» **AIM**
Of all the lines in the material below, how many include the string "specs"? Give the number only.

# # # # #

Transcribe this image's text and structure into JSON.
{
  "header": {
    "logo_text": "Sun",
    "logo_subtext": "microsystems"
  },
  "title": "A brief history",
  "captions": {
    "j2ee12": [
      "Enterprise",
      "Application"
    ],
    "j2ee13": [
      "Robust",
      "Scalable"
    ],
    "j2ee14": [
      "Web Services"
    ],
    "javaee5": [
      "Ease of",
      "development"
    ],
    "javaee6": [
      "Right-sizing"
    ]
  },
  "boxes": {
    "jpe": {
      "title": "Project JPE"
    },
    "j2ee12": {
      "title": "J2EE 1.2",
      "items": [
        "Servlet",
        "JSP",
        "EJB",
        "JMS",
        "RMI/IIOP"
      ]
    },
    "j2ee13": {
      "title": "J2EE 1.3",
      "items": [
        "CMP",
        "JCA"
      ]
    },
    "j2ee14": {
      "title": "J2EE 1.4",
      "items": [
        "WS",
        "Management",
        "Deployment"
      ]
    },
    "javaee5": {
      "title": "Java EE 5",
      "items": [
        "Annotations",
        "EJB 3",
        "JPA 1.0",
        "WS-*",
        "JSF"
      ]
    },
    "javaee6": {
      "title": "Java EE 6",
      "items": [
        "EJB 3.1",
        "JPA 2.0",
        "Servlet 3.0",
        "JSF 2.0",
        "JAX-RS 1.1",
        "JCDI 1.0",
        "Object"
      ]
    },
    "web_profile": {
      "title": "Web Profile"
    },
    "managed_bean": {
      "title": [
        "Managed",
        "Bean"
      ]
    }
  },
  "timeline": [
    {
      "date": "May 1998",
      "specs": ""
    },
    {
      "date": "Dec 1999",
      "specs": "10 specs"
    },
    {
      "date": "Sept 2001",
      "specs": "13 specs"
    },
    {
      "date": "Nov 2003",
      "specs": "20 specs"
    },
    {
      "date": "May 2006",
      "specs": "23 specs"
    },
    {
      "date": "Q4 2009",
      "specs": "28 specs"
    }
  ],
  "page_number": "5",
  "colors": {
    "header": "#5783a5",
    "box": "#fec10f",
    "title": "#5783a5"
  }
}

# # # # #

» **ANSWER TO THE TASK**
6